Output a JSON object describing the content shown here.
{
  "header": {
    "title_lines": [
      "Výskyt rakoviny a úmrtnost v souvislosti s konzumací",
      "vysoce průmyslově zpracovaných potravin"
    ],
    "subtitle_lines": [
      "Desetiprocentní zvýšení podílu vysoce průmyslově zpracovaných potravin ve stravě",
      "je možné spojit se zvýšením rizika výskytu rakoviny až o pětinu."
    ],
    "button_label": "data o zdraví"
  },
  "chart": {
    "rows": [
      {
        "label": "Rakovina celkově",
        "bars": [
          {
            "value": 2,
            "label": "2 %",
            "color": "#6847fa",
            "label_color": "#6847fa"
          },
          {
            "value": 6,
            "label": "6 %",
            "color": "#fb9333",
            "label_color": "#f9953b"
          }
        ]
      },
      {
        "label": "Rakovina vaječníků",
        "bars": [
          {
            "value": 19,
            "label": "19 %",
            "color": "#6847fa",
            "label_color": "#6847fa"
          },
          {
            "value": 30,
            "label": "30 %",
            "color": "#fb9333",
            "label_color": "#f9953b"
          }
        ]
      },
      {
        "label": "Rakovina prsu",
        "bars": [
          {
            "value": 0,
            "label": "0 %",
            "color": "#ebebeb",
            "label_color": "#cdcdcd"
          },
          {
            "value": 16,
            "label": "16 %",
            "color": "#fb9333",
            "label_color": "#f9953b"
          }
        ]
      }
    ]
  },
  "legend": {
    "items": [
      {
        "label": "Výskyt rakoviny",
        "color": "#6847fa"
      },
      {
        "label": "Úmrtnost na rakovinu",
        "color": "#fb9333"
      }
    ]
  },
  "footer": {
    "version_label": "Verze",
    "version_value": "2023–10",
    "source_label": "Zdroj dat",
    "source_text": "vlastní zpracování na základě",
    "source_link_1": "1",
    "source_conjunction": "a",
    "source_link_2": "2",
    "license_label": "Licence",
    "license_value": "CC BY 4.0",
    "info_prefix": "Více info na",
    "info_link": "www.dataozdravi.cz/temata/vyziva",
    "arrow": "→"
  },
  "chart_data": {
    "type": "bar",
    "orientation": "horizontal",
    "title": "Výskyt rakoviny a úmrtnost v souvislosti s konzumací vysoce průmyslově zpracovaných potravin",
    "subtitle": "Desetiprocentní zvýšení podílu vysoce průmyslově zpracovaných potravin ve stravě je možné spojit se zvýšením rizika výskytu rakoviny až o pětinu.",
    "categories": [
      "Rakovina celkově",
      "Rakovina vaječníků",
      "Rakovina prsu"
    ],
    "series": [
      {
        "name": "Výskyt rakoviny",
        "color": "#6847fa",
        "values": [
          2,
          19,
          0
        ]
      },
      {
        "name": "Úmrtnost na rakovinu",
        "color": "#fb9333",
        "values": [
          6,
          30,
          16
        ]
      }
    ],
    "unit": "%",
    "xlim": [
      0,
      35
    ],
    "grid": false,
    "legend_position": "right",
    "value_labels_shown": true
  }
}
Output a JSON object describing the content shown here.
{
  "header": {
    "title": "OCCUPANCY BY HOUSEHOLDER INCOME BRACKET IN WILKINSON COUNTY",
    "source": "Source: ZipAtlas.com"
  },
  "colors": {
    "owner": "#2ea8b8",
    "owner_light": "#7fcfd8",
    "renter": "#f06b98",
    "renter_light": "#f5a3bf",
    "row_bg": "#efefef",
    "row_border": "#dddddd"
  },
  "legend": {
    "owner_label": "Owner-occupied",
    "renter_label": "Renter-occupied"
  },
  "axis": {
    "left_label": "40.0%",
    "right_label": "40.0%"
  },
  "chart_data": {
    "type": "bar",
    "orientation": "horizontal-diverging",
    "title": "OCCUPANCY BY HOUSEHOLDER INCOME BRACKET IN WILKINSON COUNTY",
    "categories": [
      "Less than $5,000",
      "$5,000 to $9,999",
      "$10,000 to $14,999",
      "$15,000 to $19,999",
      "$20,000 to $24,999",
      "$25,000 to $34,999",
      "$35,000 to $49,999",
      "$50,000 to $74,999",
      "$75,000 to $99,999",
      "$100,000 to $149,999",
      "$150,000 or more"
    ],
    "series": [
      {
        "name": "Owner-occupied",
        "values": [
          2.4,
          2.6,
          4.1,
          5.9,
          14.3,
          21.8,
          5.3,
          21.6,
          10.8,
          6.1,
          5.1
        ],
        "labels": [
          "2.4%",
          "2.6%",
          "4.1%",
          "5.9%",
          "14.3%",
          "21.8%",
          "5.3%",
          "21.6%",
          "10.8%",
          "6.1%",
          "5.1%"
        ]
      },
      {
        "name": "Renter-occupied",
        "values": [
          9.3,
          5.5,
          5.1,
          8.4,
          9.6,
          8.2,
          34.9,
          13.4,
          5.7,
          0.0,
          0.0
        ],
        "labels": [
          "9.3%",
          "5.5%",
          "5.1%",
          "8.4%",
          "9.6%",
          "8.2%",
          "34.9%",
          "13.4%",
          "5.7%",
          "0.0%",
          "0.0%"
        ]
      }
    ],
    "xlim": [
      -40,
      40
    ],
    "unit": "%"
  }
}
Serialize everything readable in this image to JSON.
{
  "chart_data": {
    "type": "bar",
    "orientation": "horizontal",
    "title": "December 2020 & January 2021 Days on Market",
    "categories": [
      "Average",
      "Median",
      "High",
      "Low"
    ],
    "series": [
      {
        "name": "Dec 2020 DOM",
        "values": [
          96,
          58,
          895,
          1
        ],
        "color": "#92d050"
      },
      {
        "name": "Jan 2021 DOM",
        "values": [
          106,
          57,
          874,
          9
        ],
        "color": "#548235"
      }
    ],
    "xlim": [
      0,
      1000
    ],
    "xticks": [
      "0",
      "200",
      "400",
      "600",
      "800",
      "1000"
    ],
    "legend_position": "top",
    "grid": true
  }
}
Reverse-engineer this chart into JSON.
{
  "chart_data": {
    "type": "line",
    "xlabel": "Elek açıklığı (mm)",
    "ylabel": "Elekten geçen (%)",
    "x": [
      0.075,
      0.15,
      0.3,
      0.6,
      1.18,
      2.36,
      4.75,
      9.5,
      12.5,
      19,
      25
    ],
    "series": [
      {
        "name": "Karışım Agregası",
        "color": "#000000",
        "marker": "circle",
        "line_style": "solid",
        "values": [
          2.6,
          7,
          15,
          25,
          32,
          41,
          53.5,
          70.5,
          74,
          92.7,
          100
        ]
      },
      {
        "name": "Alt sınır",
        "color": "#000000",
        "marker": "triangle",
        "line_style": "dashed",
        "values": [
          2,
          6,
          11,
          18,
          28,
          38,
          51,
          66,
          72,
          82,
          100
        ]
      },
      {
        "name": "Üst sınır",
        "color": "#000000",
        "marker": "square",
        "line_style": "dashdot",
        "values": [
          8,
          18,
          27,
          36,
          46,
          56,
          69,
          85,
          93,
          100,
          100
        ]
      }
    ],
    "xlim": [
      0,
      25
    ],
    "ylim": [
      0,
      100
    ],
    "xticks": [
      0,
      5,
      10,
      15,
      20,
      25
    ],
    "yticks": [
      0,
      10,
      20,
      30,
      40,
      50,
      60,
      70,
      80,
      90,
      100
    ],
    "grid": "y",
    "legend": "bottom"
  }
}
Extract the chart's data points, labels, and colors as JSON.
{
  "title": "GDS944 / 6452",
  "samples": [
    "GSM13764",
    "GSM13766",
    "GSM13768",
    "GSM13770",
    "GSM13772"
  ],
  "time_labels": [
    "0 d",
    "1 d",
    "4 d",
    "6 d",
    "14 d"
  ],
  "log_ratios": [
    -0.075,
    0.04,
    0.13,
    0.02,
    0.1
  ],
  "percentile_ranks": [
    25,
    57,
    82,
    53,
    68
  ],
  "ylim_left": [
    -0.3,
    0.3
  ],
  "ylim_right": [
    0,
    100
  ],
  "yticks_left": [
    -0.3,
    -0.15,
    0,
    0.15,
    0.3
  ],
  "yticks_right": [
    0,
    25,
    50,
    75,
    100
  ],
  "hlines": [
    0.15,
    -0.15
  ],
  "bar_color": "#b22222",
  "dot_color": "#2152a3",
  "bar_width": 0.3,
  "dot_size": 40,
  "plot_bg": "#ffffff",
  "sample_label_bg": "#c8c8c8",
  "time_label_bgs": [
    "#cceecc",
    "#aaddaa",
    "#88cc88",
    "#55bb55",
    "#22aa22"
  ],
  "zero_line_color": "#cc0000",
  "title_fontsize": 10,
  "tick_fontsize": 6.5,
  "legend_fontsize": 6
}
....................
**Problem to work on:** Quote exactly the line containing "Extract the chart's" and every later line through the end of the listing, and no other lines.

**Answer to this exercise:**
Extract the chart's data points, labels, and colors as JSON.
{
  "title": "GDS944 / 6452",
  "samples": [
    "GSM13764",
    "GSM13766",
    "GSM13768",
    "GSM13770",
    "GSM13772"
  ],
  "time_labels": [
    "0 d",
    "1 d",
    "4 d",
    "6 d",
    "14 d"
  ],
  "log_ratios": [
    -0.075,
    0.04,
    0.13,
    0.02,
    0.1
  ],
  "percentile_ranks": [
    25,
    57,
    82,
    53,
    68
  ],
  "ylim_left": [
    -0.3,
    0.3
  ],
  "ylim_right": [
    0,
    100
  ],
  "yticks_left": [
    -0.3,
    -0.15,
    0,
    0.15,
    0.3
  ],
  "yticks_right": [
    0,
    25,
    50,
    75,
    100
  ],
  "hlines": [
    0.15,
    -0.15
  ],
  "bar_color": "#b22222",
  "dot_color": "#2152a3",
  "bar_width": 0.3,
  "dot_size": 40,
  "plot_bg": "#ffffff",
  "sample_label_bg": "#c8c8c8",
  "time_label_bgs": [
    "#cceecc",
    "#aaddaa",
    "#88cc88",
    "#55bb55",
    "#22aa22"
  ],
  "zero_line_color": "#cc0000",
  "title_fontsize": 10,
  "tick_fontsize": 6.5,
  "legend_fontsize": 6
}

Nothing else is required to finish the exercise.